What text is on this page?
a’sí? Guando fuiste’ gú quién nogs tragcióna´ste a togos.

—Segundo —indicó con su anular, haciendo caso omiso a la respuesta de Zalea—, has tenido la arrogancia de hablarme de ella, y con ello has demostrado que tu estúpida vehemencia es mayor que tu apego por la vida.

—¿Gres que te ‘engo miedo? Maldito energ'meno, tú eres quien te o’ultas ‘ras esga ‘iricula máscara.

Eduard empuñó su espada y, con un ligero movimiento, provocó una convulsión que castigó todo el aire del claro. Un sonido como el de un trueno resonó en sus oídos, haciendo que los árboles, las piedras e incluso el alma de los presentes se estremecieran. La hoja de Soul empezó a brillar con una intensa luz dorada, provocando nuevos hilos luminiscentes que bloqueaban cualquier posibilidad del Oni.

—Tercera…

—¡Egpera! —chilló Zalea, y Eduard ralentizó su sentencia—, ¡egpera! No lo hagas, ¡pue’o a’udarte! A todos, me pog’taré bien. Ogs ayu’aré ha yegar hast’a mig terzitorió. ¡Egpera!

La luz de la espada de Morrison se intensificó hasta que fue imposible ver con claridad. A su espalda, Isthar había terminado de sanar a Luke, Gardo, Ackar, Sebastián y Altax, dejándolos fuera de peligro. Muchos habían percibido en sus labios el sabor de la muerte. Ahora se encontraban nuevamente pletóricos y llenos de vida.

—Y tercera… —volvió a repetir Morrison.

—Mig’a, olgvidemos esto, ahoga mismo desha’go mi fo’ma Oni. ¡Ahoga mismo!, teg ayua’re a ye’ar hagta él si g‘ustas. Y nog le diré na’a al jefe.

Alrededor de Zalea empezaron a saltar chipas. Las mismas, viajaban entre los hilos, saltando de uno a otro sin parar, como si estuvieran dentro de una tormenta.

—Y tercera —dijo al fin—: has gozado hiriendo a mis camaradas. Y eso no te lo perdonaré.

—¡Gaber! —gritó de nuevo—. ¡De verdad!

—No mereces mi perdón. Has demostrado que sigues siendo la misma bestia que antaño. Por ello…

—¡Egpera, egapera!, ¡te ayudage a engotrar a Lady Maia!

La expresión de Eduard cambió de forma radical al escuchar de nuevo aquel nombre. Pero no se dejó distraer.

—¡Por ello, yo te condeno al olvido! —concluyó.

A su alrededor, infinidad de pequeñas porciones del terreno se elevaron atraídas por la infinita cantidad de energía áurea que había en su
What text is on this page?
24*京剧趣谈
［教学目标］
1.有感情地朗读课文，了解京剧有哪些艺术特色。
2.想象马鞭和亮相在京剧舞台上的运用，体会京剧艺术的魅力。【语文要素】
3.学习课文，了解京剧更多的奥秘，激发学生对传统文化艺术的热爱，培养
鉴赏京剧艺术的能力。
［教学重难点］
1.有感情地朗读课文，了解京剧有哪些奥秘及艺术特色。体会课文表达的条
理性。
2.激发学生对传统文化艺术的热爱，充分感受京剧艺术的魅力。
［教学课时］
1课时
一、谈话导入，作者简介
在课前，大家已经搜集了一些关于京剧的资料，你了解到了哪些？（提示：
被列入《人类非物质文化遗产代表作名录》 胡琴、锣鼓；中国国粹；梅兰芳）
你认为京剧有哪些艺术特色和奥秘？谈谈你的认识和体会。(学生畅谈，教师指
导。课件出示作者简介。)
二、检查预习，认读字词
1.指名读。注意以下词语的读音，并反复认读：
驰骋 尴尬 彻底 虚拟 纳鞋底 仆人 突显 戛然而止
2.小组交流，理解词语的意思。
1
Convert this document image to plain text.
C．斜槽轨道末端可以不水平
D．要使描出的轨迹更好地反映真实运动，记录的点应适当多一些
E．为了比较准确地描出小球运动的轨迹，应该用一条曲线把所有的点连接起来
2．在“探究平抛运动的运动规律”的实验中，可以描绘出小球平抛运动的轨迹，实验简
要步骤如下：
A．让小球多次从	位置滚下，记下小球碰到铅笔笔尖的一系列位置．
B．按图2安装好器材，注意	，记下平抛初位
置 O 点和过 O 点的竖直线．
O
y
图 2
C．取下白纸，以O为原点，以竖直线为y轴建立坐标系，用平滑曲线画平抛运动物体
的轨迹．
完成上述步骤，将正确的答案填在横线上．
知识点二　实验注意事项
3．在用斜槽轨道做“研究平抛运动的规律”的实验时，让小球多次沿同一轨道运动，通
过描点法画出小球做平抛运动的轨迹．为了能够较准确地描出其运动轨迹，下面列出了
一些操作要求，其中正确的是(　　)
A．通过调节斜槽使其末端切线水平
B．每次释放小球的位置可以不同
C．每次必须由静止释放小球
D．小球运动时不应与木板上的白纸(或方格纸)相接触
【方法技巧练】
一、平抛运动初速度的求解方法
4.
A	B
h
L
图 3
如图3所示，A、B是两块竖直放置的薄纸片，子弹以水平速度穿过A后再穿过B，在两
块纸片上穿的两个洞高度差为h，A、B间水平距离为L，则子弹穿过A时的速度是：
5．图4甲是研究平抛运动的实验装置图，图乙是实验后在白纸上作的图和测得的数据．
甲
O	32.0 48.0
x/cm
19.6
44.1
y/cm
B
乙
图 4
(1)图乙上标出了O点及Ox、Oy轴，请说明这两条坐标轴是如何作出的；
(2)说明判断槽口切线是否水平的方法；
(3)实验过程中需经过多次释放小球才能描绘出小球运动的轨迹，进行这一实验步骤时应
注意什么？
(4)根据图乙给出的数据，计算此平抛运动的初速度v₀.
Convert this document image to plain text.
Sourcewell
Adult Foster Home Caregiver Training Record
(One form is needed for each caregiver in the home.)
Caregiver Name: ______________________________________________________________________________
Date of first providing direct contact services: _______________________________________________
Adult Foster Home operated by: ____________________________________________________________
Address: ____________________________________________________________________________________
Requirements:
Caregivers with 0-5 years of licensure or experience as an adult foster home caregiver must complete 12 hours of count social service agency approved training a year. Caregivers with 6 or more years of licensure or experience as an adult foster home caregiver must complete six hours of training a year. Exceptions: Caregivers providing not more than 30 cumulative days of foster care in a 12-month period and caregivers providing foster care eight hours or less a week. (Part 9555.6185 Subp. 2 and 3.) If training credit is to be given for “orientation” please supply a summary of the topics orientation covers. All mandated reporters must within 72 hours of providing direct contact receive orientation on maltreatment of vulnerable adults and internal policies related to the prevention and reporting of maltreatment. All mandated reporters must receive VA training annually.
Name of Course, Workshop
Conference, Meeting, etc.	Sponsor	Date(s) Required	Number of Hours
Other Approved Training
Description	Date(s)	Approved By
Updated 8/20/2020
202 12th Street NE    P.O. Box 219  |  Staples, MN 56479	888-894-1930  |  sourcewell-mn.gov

===============

_What you need to do_.
Copy the data above exactly. Every line must be included.

_Exercise output_.
What text is on this page?
a’sí? Guando fuiste’ gú quién nogs tragcióna´ste a togos.

—Segundo —indicó con su anular, haciendo caso omiso a la respuesta de Zalea—, has tenido la arrogancia de hablarme de ella, y con ello has demostrado que tu estúpida vehemencia es mayor que tu apego por la vida.

—¿Gres que te ‘engo miedo? Maldito energ'meno, tú eres quien te o’ultas ‘ras esga ‘iricula máscara.

Eduard empuñó su espada y, con un ligero movimiento, provocó una convulsión que castigó todo el aire del claro. Un sonido como el de un trueno resonó en sus oídos, haciendo que los árboles, las piedras e incluso el alma de los presentes se estremecieran. La hoja de Soul empezó a brillar con una intensa luz dorada, provocando nuevos hilos luminiscentes que bloqueaban cualquier posibilidad del Oni.

—Tercera…

—¡Egpera! —chilló Zalea, y Eduard ralentizó su sentencia—, ¡egpera! No lo hagas, ¡pue’o a’udarte! A todos, me pog’taré bien. Ogs ayu’aré ha yegar hast’a mig terzitorió. ¡Egpera!

La luz de la espada de Morrison se intensificó hasta que fue imposible ver con claridad. A su espalda, Isthar había terminado de sanar a Luke, Gardo, Ackar, Sebastián y Altax, dejándolos fuera de peligro. Muchos habían percibido en sus labios el sabor de la muerte. Ahora se encontraban nuevamente pletóricos y llenos de vida.

—Y tercera… —volvió a repetir Morrison.

—Mig’a, olgvidemos esto, ahoga mismo desha’go mi fo’ma Oni. ¡Ahoga mismo!, teg ayua’re a ye’ar hagta él si g‘ustas. Y nog le diré na’a al jefe.

Alrededor de Zalea empezaron a saltar chipas. Las mismas, viajaban entre los hilos, saltando de uno a otro sin parar, como si estuvieran dentro de una tormenta.

—Y tercera —dijo al fin—: has gozado hiriendo a mis camaradas. Y eso no te lo perdonaré.

—¡Gaber! —gritó de nuevo—. ¡De verdad!

—No mereces mi perdón. Has demostrado que sigues siendo la misma bestia que antaño. Por ello…

—¡Egpera, egapera!, ¡te ayudage a engotrar a Lady Maia!

La expresión de Eduard cambió de forma radical al escuchar de nuevo aquel nombre. Pero no se dejó distraer.

—¡Por ello, yo te condeno al olvido! —concluyó.

A su alrededor, infinidad de pequeñas porciones del terreno se elevaron atraídas por la infinita cantidad de energía áurea que había en su
What text is on this page?
24*京剧趣谈
［教学目标］
1.有感情地朗读课文，了解京剧有哪些艺术特色。
2.想象马鞭和亮相在京剧舞台上的运用，体会京剧艺术的魅力。【语文要素】
3.学习课文，了解京剧更多的奥秘，激发学生对传统文化艺术的热爱，培养
鉴赏京剧艺术的能力。
［教学重难点］
1.有感情地朗读课文，了解京剧有哪些奥秘及艺术特色。体会课文表达的条
理性。
2.激发学生对传统文化艺术的热爱，充分感受京剧艺术的魅力。
［教学课时］
1课时
一、谈话导入，作者简介
在课前，大家已经搜集了一些关于京剧的资料，你了解到了哪些？（提示：
被列入《人类非物质文化遗产代表作名录》 胡琴、锣鼓；中国国粹；梅兰芳）
你认为京剧有哪些艺术特色和奥秘？谈谈你的认识和体会。(学生畅谈，教师指
导。课件出示作者简介。)
二、检查预习，认读字词
1.指名读。注意以下词语的读音，并反复认读：
驰骋 尴尬 彻底 虚拟 纳鞋底 仆人 突显 戛然而止
2.小组交流，理解词语的意思。
1
Convert this document image to plain text.
C．斜槽轨道末端可以不水平
D．要使描出的轨迹更好地反映真实运动，记录的点应适当多一些
E．为了比较准确地描出小球运动的轨迹，应该用一条曲线把所有的点连接起来
2．在“探究平抛运动的运动规律”的实验中，可以描绘出小球平抛运动的轨迹，实验简
要步骤如下：
A．让小球多次从	位置滚下，记下小球碰到铅笔笔尖的一系列位置．
B．按图2安装好器材，注意	，记下平抛初位
置 O 点和过 O 点的竖直线．
O
y
图 2
C．取下白纸，以O为原点，以竖直线为y轴建立坐标系，用平滑曲线画平抛运动物体
的轨迹．
完成上述步骤，将正确的答案填在横线上．
知识点二　实验注意事项
3．在用斜槽轨道做“研究平抛运动的规律”的实验时，让小球多次沿同一轨道运动，通
过描点法画出小球做平抛运动的轨迹．为了能够较准确地描出其运动轨迹，下面列出了
一些操作要求，其中正确的是(　　)
A．通过调节斜槽使其末端切线水平
B．每次释放小球的位置可以不同
C．每次必须由静止释放小球
D．小球运动时不应与木板上的白纸(或方格纸)相接触
【方法技巧练】
一、平抛运动初速度的求解方法
4.
A	B
h
L
图 3
如图3所示，A、B是两块竖直放置的薄纸片，子弹以水平速度穿过A后再穿过B，在两
块纸片上穿的两个洞高度差为h，A、B间水平距离为L，则子弹穿过A时的速度是：
5．图4甲是研究平抛运动的实验装置图，图乙是实验后在白纸上作的图和测得的数据．
甲
O	32.0 48.0
x/cm
19.6
44.1
y/cm
B
乙
图 4
(1)图乙上标出了O点及Ox、Oy轴，请说明这两条坐标轴是如何作出的；
(2)说明判断槽口切线是否水平的方法；
(3)实验过程中需经过多次释放小球才能描绘出小球运动的轨迹，进行这一实验步骤时应
注意什么？
(4)根据图乙给出的数据，计算此平抛运动的初速度v₀.
Convert this document image to plain text.
Sourcewell
Adult Foster Home Caregiver Training Record
(One form is needed for each caregiver in the home.)
Caregiver Name: ______________________________________________________________________________
Date of first providing direct contact services: _______________________________________________
Adult Foster Home operated by: ____________________________________________________________
Address: ____________________________________________________________________________________
Requirements:
Caregivers with 0-5 years of licensure or experience as an adult foster home caregiver must complete 12 hours of count social service agency approved training a year. Caregivers with 6 or more years of licensure or experience as an adult foster home caregiver must complete six hours of training a year. Exceptions: Caregivers providing not more than 30 cumulative days of foster care in a 12-month period and caregivers providing foster care eight hours or less a week. (Part 9555.6185 Subp. 2 and 3.) If training credit is to be given for “orientation” please supply a summary of the topics orientation covers. All mandated reporters must within 72 hours of providing direct contact receive orientation on maltreatment of vulnerable adults and internal policies related to the prevention and reporting of maltreatment. All mandated reporters must receive VA training annually.
Name of Course, Workshop
Conference, Meeting, etc.	Sponsor	Date(s) Required	Number of Hours
Other Approved Training
Description	Date(s)	Approved By
Updated 8/20/2020
202 12th Street NE    P.O. Box 219  |  Staples, MN 56479	888-894-1930  |  sourcewell-mn.gov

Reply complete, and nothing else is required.